Extracted data entries:
------------------------------------------------------------------------
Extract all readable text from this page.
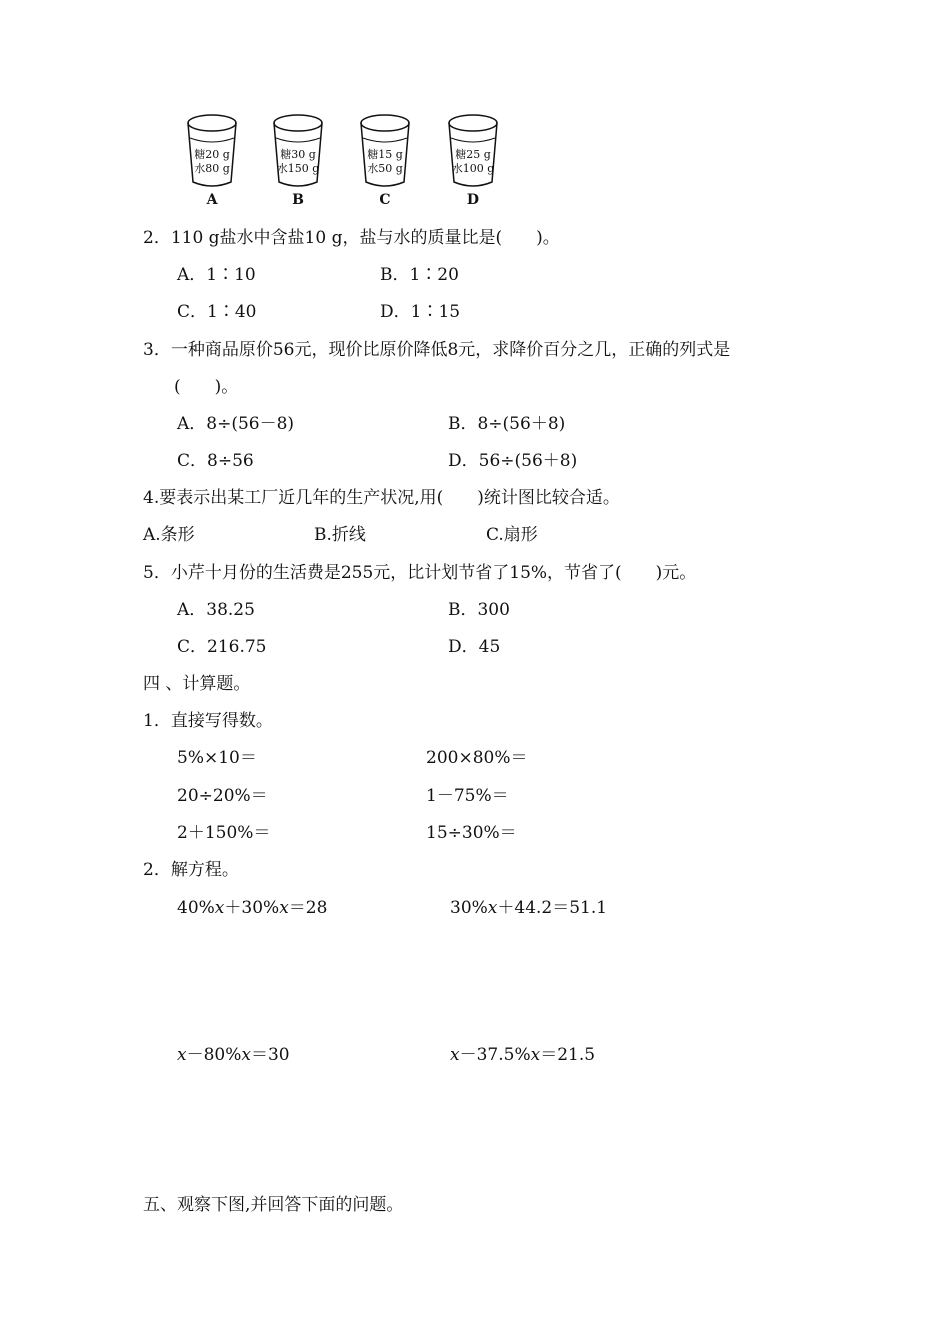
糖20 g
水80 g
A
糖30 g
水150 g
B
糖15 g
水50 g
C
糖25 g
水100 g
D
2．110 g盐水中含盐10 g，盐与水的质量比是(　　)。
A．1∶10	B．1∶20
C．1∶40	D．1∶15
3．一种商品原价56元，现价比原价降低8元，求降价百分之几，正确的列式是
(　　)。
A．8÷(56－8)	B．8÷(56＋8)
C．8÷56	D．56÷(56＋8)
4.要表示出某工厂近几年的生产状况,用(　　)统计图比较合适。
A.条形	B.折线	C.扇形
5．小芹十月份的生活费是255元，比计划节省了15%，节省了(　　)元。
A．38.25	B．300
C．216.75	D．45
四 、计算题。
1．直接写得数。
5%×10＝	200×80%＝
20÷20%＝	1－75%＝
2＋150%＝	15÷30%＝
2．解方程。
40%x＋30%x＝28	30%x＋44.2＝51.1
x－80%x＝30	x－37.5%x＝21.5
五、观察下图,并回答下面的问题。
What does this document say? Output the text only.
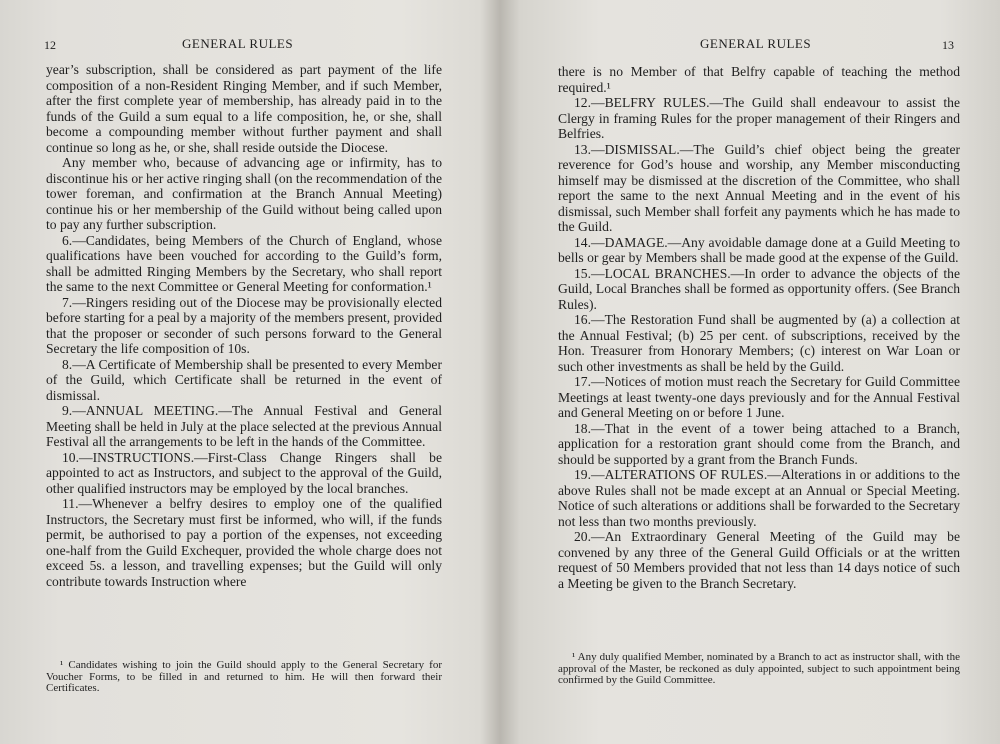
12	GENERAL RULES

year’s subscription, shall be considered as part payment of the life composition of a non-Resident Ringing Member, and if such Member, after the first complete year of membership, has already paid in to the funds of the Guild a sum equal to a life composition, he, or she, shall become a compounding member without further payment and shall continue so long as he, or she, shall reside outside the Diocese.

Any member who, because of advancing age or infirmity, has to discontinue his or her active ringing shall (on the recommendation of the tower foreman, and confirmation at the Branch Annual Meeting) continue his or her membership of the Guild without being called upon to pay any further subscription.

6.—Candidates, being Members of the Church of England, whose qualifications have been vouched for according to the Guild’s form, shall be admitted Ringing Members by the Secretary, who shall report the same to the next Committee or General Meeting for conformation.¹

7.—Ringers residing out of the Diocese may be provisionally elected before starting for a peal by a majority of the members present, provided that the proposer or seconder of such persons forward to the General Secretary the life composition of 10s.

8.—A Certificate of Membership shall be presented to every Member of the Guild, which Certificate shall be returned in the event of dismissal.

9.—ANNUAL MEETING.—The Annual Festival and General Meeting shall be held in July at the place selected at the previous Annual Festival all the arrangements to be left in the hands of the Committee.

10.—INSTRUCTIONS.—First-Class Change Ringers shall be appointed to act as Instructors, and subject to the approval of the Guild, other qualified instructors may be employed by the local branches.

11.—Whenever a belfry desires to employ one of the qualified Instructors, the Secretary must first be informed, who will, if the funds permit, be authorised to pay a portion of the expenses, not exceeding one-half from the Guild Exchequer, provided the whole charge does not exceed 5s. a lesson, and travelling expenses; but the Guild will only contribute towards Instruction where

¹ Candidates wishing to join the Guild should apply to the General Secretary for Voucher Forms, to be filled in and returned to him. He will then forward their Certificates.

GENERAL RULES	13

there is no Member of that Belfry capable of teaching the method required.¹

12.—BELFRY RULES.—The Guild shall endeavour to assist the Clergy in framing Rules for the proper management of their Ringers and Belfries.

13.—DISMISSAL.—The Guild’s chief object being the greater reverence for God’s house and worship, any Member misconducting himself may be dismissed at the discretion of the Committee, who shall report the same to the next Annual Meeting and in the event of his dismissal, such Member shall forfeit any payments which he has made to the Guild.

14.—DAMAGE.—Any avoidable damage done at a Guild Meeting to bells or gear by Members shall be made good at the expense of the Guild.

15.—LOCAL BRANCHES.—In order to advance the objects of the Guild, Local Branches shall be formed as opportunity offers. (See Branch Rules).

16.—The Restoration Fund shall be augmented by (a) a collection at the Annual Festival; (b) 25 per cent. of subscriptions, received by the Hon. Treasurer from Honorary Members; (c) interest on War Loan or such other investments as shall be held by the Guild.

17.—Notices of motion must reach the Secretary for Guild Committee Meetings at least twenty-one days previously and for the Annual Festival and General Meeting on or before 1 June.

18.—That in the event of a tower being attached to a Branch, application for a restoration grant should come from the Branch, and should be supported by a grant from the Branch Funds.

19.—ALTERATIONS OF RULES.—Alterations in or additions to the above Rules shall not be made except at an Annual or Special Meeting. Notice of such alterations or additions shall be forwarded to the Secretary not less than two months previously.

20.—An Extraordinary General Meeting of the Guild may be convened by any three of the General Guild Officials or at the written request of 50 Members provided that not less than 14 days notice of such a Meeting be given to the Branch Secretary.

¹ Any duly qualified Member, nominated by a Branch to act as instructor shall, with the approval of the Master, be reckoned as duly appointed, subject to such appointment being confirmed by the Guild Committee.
------------------------------------------------------------------------
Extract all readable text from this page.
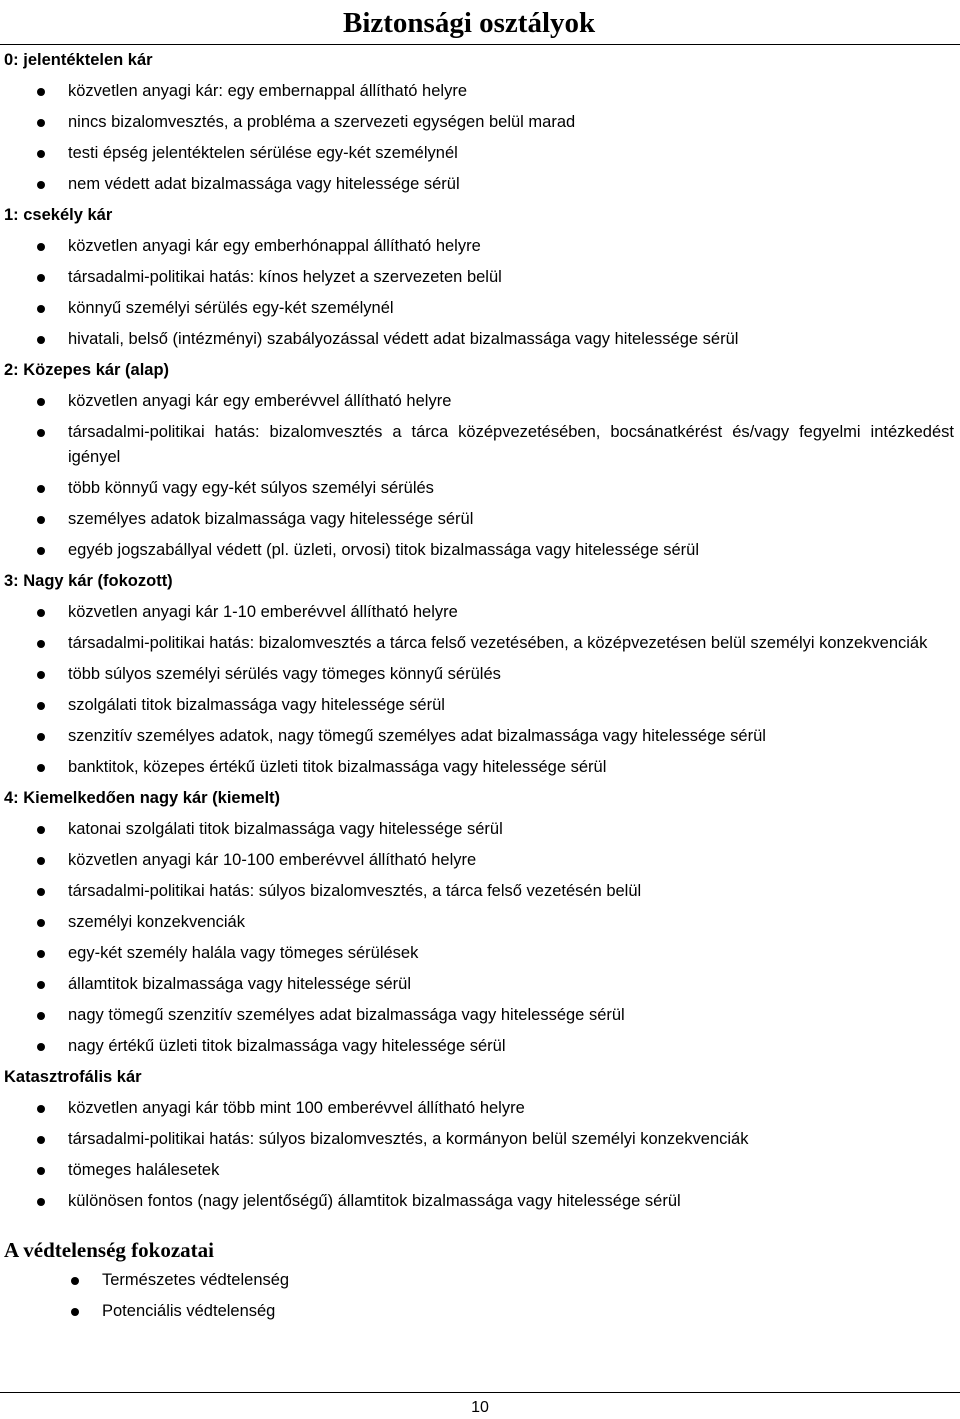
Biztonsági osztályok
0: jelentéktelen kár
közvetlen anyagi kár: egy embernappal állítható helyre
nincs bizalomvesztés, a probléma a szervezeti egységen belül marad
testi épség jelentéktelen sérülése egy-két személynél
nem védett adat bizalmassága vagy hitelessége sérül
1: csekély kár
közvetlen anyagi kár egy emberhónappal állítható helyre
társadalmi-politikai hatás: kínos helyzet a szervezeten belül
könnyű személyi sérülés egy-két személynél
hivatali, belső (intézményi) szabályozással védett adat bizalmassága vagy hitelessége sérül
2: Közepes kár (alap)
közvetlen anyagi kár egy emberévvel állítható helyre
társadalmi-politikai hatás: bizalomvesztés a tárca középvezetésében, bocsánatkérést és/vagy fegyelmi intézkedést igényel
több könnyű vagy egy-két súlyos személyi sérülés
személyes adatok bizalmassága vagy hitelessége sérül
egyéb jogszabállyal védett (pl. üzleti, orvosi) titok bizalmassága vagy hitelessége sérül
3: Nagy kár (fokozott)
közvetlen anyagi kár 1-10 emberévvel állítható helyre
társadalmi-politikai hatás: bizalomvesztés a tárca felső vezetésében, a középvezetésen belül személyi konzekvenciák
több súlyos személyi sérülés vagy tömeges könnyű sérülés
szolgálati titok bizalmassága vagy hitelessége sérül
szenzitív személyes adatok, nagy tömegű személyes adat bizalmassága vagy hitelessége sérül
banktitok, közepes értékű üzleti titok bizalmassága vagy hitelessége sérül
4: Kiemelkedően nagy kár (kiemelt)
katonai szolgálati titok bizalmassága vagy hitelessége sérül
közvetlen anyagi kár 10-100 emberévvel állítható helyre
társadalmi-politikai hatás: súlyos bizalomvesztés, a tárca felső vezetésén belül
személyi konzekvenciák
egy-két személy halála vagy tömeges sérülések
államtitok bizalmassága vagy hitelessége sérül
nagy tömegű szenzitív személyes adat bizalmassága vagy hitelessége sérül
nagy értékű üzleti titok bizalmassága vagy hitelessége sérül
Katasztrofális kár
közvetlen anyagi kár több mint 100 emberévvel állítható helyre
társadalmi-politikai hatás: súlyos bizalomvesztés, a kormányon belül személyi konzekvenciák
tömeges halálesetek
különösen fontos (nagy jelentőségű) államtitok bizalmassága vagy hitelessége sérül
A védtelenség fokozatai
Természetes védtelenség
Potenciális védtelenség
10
------------------------------------------------------------------------
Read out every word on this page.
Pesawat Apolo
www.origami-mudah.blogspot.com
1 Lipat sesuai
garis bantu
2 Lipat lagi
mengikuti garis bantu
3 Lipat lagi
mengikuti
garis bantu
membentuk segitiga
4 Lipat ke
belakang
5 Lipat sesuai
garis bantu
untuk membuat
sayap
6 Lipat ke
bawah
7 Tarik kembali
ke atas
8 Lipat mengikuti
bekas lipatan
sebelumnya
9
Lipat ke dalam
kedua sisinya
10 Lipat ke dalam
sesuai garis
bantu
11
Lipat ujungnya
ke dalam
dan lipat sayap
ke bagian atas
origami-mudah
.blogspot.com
------------------------------------------------------------------------
§ **TASK DESCRIPTION**: Identify the lines in the entries that hold "anyagi" and return each one.

§ **CORRECT RESPONSE**:
közvetlen anyagi kár: egy embernappal állítható helyre
közvetlen anyagi kár egy emberhónappal állítható helyre
közvetlen anyagi kár egy emberévvel állítható helyre
közvetlen anyagi kár 1-10 emberévvel állítható helyre
közvetlen anyagi kár 10-100 emberévvel állítható helyre
közvetlen anyagi kár több mint 100 emberévvel állítható helyre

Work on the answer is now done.